Collected data:
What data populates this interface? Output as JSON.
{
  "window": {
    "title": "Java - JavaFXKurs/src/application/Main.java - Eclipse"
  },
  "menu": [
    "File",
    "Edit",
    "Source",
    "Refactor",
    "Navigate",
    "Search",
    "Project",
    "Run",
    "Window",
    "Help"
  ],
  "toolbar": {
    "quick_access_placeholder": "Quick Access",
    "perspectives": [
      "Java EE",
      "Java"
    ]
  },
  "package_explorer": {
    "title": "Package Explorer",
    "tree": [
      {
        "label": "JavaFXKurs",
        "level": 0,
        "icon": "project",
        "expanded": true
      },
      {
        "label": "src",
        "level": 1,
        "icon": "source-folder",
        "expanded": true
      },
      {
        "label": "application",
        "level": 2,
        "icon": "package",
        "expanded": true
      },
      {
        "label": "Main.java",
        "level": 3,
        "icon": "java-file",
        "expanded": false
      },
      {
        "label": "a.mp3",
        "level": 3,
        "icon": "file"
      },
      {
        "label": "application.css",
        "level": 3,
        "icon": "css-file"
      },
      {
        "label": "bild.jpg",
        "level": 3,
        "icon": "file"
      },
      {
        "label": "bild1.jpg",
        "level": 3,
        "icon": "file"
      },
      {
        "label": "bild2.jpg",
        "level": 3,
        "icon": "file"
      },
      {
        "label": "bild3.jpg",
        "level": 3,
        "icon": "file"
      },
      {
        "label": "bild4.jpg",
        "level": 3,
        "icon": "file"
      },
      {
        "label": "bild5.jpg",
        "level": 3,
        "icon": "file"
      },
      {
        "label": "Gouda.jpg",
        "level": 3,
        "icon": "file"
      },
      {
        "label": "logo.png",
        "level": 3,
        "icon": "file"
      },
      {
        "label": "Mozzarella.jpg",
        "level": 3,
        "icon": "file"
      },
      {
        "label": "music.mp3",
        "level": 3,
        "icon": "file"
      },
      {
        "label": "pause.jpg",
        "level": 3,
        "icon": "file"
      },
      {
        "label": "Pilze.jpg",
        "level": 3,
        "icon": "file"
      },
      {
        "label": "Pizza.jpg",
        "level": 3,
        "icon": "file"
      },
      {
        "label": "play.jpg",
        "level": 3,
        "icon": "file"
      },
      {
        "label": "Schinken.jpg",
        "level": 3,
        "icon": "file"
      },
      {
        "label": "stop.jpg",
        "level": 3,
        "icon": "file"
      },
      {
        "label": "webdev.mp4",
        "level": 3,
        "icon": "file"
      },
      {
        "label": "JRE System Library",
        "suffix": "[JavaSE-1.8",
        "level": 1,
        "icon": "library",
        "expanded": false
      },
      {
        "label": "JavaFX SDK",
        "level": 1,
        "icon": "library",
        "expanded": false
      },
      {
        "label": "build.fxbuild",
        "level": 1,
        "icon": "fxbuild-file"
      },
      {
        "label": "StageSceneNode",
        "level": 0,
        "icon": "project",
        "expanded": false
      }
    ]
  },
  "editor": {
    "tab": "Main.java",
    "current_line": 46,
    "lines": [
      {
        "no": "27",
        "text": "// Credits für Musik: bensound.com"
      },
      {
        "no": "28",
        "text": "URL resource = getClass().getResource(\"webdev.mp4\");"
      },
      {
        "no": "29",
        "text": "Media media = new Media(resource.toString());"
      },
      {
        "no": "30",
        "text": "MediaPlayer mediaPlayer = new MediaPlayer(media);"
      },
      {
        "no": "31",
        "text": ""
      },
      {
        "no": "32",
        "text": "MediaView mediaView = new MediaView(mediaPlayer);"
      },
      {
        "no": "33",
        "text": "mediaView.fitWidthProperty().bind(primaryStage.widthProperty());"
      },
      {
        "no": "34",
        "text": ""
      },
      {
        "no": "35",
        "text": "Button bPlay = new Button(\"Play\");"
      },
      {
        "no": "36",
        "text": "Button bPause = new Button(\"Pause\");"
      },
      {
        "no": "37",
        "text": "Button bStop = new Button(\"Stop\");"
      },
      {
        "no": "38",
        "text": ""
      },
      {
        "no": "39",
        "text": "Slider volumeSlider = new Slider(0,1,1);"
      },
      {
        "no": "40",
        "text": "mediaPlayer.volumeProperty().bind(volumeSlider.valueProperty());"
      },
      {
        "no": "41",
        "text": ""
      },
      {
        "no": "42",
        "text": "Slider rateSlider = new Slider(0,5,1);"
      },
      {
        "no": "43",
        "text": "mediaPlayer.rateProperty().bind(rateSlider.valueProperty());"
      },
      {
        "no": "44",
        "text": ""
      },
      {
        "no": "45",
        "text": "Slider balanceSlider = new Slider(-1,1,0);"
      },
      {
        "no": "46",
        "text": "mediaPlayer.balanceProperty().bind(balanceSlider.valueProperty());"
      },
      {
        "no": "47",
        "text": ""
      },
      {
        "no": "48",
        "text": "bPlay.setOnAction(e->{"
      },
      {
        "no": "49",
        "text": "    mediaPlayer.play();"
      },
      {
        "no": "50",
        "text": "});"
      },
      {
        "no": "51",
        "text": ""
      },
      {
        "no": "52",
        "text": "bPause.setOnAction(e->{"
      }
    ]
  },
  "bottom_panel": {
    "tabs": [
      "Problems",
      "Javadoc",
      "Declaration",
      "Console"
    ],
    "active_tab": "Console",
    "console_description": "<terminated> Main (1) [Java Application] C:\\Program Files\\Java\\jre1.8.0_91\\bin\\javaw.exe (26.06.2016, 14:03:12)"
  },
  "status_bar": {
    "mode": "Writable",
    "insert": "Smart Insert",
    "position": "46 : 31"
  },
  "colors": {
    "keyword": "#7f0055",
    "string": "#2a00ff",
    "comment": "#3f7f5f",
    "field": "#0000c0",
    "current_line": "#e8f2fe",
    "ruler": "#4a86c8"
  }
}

» **Task description**
Restate each record exactly as written.

» **Exercise output**
What data populates this interface? Output as JSON.
{
  "window": {
    "title": "Java - JavaFXKurs/src/application/Main.java - Eclipse"
  },
  "menu": [
    "File",
    "Edit",
    "Source",
    "Refactor",
    "Navigate",
    "Search",
    "Project",
    "Run",
    "Window",
    "Help"
  ],
  "toolbar": {
    "quick_access_placeholder": "Quick Access",
    "perspectives": [
      "Java EE",
      "Java"
    ]
  },
  "package_explorer": {
    "title": "Package Explorer",
    "tree": [
      {
        "label": "JavaFXKurs",
        "level": 0,
        "icon": "project",
        "expanded": true
      },
      {
        "label": "src",
        "level": 1,
        "icon": "source-folder",
        "expanded": true
      },
      {
        "label": "application",
        "level": 2,
        "icon": "package",
        "expanded": true
      },
      {
        "label": "Main.java",
        "level": 3,
        "icon": "java-file",
        "expanded": false
      },
      {
        "label": "a.mp3",
        "level": 3,
        "icon": "file"
      },
      {
        "label": "application.css",
        "level": 3,
        "icon": "css-file"
      },
      {
        "label": "bild.jpg",
        "level": 3,
        "icon": "file"
      },
      {
        "label": "bild1.jpg",
        "level": 3,
        "icon": "file"
      },
      {
        "label": "bild2.jpg",
        "level": 3,
        "icon": "file"
      },
      {
        "label": "bild3.jpg",
        "level": 3,
        "icon": "file"
      },
      {
        "label": "bild4.jpg",
        "level": 3,
        "icon": "file"
      },
      {
        "label": "bild5.jpg",
        "level": 3,
        "icon": "file"
      },
      {
        "label": "Gouda.jpg",
        "level": 3,
        "icon": "file"
      },
      {
        "label": "logo.png",
        "level": 3,
        "icon": "file"
      },
      {
        "label": "Mozzarella.jpg",
        "level": 3,
        "icon": "file"
      },
      {
        "label": "music.mp3",
        "level": 3,
        "icon": "file"
      },
      {
        "label": "pause.jpg",
        "level": 3,
        "icon": "file"
      },
      {
        "label": "Pilze.jpg",
        "level": 3,
        "icon": "file"
      },
      {
        "label": "Pizza.jpg",
        "level": 3,
        "icon": "file"
      },
      {
        "label": "play.jpg",
        "level": 3,
        "icon": "file"
      },
      {
        "label": "Schinken.jpg",
        "level": 3,
        "icon": "file"
      },
      {
        "label": "stop.jpg",
        "level": 3,
        "icon": "file"
      },
      {
        "label": "webdev.mp4",
        "level": 3,
        "icon": "file"
      },
      {
        "label": "JRE System Library",
        "suffix": "[JavaSE-1.8",
        "level": 1,
        "icon": "library",
        "expanded": false
      },
      {
        "label": "JavaFX SDK",
        "level": 1,
        "icon": "library",
        "expanded": false
      },
      {
        "label": "build.fxbuild",
        "level": 1,
        "icon": "fxbuild-file"
      },
      {
        "label": "StageSceneNode",
        "level": 0,
        "icon": "project",
        "expanded": false
      }
    ]
  },
  "editor": {
    "tab": "Main.java",
    "current_line": 46,
    "lines": [
      {
        "no": "27",
        "text": "// Credits für Musik: bensound.com"
      },
      {
        "no": "28",
        "text": "URL resource = getClass().getResource(\"webdev.mp4\");"
      },
      {
        "no": "29",
        "text": "Media media = new Media(resource.toString());"
      },
      {
        "no": "30",
        "text": "MediaPlayer mediaPlayer = new MediaPlayer(media);"
      },
      {
        "no": "31",
        "text": ""
      },
      {
        "no": "32",
        "text": "MediaView mediaView = new MediaView(mediaPlayer);"
      },
      {
        "no": "33",
        "text": "mediaView.fitWidthProperty().bind(primaryStage.widthProperty());"
      },
      {
        "no": "34",
        "text": ""
      },
      {
        "no": "35",
        "text": "Button bPlay = new Button(\"Play\");"
      },
      {
        "no": "36",
        "text": "Button bPause = new Button(\"Pause\");"
      },
      {
        "no": "37",
        "text": "Button bStop = new Button(\"Stop\");"
      },
      {
        "no": "38",
        "text": ""
      },
      {
        "no": "39",
        "text": "Slider volumeSlider = new Slider(0,1,1);"
      },
      {
        "no": "40",
        "text": "mediaPlayer.volumeProperty().bind(volumeSlider.valueProperty());"
      },
      {
        "no": "41",
        "text": ""
      },
      {
        "no": "42",
        "text": "Slider rateSlider = new Slider(0,5,1);"
      },
      {
        "no": "43",
        "text": "mediaPlayer.rateProperty().bind(rateSlider.valueProperty());"
      },
      {
        "no": "44",
        "text": ""
      },
      {
        "no": "45",
        "text": "Slider balanceSlider = new Slider(-1,1,0);"
      },
      {
        "no": "46",
        "text": "mediaPlayer.balanceProperty().bind(balanceSlider.valueProperty());"
      },
      {
        "no": "47",
        "text": ""
      },
      {
        "no": "48",
        "text": "bPlay.setOnAction(e->{"
      },
      {
        "no": "49",
        "text": "    mediaPlayer.play();"
      },
      {
        "no": "50",
        "text": "});"
      },
      {
        "no": "51",
        "text": ""
      },
      {
        "no": "52",
        "text": "bPause.setOnAction(e->{"
      }
    ]
  },
  "bottom_panel": {
    "tabs": [
      "Problems",
      "Javadoc",
      "Declaration",
      "Console"
    ],
    "active_tab": "Console",
    "console_description": "<terminated> Main (1) [Java Application] C:\\Program Files\\Java\\jre1.8.0_91\\bin\\javaw.exe (26.06.2016, 14:03:12)"
  },
  "status_bar": {
    "mode": "Writable",
    "insert": "Smart Insert",
    "position": "46 : 31"
  },
  "colors": {
    "keyword": "#7f0055",
    "string": "#2a00ff",
    "comment": "#3f7f5f",
    "field": "#0000c0",
    "current_line": "#e8f2fe",
    "ruler": "#4a86c8"
  }
}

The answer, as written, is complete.